===== PASSAGE TO READ =====

- Seong Mi-na in Soulcalibur III
- First game: Soul Edge (1995)
- Designed by: Hideo Yoshi Hiroaki Hashimoto (SCVI)
- Voiced by: English Molly Lin (SCII); Erika Lenhart (SCIII); Erica Mendez (SCVI); Japanese Houko Kuwashima (SC–SCIII); Sanae Kobayashi (SCIV); Chinatsu Akasaki (SCVI);

In-universe information
- Origin: Korea
- Nationality: Korean

= Seong Mi-na =

Fictional character

Seong Mi-na (ソン・ミナ, Son Mina), sometimes written as Seung Mina, is a character from the Soulcalibur series. Originating in the 1995 Bandai Namco produced fighting game Soul Edge, she has appeared in every title in the series since, with the exception of Soulcalibur V.

==Conception and design==
As a character introduced in Soul Edge, Seong Mi-na's weaponry, a [weapon], were selected before other elements of the character. Her design and concept were then built to revolve around it, starting with gender, then physical measurements, and lastly background details. As with all the characters, after her appearance and movement were fleshed out by a concept artist, her character was rendered as a 3D model by a design team that worked solely on her, and then animated by Tomoe Yamashita using motion capture to create her in-game movements. Early in development, she was simply called "Korean Gal".

=====

- WHAT YOU ARE ASKED TO DO -
Tell whether each statement agrees with the Seong Mi-na profile above, giving yes or no and quoting the words from it that settle the matter. 1. Seong Mi-na appears in Soulcalibur V. 2. Her gender was settled before her physical measurements. 3. Her in-game movements were animated with motion capture.

===== DATA SUPPLIED =====

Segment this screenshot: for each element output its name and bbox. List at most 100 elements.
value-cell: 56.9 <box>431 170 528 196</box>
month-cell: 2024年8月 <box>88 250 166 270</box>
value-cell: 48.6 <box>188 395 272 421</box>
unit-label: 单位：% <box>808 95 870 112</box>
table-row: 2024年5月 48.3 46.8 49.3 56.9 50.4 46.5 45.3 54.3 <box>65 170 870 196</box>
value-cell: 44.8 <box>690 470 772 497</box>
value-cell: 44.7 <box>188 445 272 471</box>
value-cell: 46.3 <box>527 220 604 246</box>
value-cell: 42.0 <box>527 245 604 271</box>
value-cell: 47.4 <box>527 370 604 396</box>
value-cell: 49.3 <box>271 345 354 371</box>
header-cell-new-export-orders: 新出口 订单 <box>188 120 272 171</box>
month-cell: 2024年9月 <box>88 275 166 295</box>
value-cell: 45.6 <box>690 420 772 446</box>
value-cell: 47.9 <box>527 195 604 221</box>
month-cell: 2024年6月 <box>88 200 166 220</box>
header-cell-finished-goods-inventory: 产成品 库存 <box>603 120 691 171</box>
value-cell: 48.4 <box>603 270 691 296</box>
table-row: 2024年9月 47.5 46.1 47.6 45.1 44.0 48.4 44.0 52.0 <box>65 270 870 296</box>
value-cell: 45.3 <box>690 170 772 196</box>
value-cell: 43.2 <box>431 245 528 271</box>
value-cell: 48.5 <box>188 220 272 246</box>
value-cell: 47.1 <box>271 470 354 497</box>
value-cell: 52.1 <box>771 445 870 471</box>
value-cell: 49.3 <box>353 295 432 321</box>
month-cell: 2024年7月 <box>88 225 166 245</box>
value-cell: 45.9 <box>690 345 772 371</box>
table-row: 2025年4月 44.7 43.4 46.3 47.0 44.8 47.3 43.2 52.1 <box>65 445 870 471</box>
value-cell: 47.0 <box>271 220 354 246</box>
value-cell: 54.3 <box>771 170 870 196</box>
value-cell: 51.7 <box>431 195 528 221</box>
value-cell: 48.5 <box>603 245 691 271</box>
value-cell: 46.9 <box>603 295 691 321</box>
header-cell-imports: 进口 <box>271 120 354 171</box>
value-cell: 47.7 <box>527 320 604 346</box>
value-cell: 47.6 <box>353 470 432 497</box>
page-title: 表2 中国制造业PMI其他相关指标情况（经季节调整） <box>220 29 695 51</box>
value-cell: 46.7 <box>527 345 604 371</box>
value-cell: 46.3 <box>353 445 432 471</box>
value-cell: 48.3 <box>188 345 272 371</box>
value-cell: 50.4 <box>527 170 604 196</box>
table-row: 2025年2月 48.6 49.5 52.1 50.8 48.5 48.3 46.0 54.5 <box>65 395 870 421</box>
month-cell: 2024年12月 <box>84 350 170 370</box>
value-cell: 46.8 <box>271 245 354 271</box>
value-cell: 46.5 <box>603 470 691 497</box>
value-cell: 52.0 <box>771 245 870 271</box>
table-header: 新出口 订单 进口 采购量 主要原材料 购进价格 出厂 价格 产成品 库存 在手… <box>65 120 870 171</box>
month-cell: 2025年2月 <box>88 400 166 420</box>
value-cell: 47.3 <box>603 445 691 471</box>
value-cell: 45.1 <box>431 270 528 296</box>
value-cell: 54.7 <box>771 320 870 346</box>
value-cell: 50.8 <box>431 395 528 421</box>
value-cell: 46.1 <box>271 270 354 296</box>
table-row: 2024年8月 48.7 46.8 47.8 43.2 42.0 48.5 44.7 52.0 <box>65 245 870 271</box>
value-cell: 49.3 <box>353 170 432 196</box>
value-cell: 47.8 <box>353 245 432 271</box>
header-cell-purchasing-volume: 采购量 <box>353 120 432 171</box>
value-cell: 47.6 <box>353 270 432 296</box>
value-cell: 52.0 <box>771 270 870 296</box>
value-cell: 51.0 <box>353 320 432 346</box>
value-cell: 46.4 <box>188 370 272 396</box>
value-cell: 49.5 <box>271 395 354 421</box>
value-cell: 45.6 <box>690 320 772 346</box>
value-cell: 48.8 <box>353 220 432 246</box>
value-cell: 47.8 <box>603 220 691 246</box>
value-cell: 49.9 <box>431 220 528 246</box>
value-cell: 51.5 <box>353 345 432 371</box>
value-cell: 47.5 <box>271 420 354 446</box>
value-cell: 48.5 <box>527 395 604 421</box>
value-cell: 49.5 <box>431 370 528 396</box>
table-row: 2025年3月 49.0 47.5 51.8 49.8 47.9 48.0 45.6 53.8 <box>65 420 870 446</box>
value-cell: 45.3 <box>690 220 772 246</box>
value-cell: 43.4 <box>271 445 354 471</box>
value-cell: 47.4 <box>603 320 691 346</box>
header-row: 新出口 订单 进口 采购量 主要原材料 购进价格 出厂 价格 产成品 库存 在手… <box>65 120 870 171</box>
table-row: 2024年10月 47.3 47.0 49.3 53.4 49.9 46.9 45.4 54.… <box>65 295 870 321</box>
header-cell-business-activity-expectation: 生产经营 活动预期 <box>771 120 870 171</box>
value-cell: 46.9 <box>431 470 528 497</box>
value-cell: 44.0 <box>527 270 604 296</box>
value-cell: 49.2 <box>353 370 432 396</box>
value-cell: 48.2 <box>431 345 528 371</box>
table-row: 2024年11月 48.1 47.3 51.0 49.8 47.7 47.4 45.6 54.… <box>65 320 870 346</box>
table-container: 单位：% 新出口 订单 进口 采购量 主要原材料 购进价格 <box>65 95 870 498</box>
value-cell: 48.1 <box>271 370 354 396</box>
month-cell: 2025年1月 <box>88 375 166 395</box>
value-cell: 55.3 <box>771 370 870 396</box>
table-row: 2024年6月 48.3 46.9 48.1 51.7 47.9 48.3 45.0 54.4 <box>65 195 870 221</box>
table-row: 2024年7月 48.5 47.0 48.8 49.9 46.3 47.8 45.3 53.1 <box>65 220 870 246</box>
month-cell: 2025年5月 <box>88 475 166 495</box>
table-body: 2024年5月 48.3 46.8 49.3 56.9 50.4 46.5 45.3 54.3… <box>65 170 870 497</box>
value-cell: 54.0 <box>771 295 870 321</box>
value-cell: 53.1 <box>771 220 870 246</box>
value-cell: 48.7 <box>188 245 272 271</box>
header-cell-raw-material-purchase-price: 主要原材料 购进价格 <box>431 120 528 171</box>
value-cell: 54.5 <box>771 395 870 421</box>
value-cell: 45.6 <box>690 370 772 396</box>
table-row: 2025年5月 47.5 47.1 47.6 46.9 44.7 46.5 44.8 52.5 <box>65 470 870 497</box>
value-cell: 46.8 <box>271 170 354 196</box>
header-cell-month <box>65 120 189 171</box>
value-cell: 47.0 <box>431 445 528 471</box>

=====

- WORKED ANSWER -
1. No: "she has appeared in every title in the series since, with the exception of Soulcalibur V."
2. Yes: "starting with gender, then physical measurements, and lastly background details."
3. Yes: "animated by Tomoe Yamashita using motion capture to create her in-game movements."